## Directions
Your task is to filter the data below down to the lines holding "zewnętrzną".

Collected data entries
━━━━━━━━━━━━━━━━━━━━

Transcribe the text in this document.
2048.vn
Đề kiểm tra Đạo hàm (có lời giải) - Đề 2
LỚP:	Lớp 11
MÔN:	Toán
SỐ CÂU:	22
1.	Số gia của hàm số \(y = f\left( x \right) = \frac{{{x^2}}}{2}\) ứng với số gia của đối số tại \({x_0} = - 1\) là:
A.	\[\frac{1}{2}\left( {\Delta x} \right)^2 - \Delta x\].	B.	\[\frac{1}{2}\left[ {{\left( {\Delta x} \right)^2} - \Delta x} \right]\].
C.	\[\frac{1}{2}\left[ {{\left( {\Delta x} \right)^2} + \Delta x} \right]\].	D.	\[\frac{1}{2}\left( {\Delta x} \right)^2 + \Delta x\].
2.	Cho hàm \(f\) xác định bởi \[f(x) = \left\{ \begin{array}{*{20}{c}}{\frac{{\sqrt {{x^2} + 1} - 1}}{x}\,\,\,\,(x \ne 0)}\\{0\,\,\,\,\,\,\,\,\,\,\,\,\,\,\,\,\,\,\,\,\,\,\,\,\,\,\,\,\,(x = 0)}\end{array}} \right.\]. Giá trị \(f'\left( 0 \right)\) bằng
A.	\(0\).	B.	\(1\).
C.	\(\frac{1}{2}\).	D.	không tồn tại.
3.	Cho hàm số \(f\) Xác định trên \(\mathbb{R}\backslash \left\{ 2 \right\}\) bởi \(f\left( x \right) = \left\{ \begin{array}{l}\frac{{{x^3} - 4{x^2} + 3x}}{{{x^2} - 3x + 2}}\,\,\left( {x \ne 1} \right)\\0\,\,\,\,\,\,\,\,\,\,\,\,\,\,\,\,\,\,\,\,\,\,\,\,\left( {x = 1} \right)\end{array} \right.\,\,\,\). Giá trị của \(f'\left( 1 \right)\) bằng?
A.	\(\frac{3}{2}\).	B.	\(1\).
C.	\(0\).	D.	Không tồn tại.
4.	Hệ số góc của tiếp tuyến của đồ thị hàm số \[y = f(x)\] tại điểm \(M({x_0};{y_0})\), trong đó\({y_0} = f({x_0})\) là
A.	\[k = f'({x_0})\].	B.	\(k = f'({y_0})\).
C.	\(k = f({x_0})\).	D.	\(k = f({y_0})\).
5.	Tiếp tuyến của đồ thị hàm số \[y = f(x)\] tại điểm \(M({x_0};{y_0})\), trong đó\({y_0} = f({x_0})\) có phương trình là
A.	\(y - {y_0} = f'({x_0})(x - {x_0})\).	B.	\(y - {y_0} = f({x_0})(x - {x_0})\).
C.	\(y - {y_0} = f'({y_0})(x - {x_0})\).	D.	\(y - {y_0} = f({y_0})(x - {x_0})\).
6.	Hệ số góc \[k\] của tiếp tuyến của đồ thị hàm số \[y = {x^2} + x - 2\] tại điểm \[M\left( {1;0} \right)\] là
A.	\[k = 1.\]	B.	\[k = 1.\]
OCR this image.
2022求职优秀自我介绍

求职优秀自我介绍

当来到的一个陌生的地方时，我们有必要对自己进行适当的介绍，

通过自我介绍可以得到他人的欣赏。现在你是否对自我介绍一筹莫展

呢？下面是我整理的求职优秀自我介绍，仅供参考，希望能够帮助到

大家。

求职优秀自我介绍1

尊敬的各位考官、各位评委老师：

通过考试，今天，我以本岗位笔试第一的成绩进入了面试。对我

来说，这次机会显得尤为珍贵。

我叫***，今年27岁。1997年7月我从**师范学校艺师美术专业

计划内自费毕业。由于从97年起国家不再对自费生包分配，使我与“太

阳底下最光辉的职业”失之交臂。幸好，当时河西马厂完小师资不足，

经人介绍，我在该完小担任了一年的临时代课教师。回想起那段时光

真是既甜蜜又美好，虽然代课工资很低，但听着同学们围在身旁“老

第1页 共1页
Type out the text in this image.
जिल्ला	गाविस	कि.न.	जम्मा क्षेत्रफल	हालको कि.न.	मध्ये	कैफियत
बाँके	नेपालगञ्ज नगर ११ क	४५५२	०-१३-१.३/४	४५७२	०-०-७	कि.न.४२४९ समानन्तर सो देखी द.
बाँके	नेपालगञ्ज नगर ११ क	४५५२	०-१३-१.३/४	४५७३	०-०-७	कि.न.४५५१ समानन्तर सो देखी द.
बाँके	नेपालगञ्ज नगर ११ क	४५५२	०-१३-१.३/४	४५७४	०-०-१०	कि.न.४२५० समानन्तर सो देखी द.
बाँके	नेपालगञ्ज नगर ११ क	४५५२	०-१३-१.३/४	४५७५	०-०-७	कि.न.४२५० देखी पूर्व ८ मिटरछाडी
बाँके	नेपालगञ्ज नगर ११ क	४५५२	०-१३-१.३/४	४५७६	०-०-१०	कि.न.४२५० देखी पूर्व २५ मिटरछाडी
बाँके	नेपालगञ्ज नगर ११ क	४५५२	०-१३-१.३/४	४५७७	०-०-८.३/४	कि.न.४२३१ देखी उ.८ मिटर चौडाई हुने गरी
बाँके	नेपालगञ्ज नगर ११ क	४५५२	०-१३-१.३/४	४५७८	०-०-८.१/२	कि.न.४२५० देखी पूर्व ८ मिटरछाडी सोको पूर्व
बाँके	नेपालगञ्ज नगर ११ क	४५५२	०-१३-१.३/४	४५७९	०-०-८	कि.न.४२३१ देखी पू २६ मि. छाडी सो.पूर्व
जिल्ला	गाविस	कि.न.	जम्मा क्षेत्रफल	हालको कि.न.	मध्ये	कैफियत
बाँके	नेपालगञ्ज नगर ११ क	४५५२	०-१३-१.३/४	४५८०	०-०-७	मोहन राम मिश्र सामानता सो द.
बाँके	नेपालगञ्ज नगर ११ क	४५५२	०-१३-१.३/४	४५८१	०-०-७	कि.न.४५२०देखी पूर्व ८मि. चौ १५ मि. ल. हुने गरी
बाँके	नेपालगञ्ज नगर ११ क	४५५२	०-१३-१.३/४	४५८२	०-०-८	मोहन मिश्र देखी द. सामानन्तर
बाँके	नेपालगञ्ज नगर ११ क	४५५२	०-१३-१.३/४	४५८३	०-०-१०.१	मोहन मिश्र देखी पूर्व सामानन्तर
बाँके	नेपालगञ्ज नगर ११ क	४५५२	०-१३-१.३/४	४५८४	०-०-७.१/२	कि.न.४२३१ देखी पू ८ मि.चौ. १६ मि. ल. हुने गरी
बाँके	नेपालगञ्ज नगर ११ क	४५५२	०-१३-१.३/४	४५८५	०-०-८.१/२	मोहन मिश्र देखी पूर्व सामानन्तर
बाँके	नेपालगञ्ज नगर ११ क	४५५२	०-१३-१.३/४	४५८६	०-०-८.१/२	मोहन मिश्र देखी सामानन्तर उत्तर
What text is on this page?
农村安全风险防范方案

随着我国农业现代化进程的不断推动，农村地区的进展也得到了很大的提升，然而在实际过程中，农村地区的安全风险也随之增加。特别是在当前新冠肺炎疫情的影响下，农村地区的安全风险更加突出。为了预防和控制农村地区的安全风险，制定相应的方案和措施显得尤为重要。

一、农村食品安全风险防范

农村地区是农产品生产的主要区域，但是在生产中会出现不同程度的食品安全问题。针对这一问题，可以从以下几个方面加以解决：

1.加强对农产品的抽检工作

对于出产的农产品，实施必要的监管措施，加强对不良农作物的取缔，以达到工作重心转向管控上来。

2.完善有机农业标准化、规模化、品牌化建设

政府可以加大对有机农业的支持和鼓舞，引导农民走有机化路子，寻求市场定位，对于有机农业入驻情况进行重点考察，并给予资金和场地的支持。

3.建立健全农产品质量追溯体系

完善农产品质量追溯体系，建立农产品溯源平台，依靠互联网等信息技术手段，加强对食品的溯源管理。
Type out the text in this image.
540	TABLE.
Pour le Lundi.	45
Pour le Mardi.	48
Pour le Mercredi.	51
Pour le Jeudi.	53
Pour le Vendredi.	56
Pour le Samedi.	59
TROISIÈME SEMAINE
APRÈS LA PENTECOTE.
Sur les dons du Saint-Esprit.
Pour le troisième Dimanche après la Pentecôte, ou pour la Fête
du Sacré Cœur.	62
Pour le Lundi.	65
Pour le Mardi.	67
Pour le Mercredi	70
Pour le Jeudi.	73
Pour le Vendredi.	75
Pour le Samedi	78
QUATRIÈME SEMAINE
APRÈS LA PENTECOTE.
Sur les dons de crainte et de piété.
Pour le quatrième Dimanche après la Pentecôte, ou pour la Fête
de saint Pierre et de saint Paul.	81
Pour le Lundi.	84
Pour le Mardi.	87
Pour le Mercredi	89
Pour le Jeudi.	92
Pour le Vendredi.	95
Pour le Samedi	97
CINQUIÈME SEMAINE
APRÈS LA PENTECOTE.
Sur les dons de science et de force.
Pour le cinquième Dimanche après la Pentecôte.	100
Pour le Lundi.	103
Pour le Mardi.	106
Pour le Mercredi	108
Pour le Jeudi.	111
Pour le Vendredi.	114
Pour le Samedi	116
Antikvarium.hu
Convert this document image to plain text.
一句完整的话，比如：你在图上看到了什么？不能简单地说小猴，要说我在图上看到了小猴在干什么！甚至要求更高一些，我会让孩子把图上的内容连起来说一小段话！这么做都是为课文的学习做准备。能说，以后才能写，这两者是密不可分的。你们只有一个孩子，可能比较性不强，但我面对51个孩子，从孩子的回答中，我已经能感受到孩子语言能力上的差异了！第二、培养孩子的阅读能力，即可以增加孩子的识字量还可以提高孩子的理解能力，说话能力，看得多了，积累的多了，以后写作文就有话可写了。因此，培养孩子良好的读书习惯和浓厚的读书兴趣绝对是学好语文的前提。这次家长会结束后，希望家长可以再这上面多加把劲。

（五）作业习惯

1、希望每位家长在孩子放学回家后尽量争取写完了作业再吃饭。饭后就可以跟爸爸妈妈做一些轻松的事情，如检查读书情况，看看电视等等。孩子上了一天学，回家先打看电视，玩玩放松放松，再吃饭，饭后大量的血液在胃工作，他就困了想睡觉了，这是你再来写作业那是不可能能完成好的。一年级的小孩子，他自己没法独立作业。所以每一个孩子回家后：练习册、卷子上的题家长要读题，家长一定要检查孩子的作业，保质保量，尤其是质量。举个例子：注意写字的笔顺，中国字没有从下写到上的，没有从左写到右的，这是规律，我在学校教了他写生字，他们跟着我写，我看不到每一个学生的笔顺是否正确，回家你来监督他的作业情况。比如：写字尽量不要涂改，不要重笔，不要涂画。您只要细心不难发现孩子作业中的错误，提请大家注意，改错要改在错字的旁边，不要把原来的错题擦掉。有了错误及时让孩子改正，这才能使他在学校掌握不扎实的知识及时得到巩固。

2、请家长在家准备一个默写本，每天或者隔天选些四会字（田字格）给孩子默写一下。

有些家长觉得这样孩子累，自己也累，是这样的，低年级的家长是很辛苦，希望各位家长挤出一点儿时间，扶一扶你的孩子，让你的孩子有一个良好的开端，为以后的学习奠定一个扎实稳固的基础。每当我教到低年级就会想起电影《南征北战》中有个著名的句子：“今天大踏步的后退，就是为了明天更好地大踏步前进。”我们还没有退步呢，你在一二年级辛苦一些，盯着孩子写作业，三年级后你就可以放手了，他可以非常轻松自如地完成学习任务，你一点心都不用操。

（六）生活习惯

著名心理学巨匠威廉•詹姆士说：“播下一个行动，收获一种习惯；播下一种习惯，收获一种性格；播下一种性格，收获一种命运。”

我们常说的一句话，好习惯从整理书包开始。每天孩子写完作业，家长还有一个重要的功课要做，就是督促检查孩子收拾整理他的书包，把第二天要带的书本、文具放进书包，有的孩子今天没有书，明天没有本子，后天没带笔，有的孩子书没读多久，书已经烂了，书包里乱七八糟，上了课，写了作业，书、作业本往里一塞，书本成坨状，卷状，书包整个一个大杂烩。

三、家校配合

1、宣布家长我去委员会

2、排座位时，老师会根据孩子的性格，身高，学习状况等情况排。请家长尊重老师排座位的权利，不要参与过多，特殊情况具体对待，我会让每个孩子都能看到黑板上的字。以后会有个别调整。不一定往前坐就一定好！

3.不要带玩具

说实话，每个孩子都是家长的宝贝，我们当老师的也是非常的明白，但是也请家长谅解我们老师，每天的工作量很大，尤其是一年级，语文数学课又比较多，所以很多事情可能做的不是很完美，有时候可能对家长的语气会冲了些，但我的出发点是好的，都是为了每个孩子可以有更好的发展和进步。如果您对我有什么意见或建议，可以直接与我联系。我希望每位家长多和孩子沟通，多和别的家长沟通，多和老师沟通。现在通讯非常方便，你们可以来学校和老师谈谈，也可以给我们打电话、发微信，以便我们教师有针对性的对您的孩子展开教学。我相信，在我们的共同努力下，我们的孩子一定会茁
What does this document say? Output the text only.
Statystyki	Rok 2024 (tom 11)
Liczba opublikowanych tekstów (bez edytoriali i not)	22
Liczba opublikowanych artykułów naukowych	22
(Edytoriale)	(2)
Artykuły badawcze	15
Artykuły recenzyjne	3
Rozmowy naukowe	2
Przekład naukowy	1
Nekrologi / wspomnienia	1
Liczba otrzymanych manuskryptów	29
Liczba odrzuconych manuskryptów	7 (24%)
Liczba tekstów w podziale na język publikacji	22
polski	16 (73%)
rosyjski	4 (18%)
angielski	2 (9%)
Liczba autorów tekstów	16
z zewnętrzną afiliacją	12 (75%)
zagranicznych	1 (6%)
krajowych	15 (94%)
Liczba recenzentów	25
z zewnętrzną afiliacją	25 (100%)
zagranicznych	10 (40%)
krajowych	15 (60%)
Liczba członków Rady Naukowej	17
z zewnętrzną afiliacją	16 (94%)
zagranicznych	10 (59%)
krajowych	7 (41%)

━━━━━━━━━━━━━━━━━━━━

## Complete output
z zewnętrzną afiliacją	12 (75%)
z zewnętrzną afiliacją	25 (100%)
z zewnętrzną afiliacją	16 (94%)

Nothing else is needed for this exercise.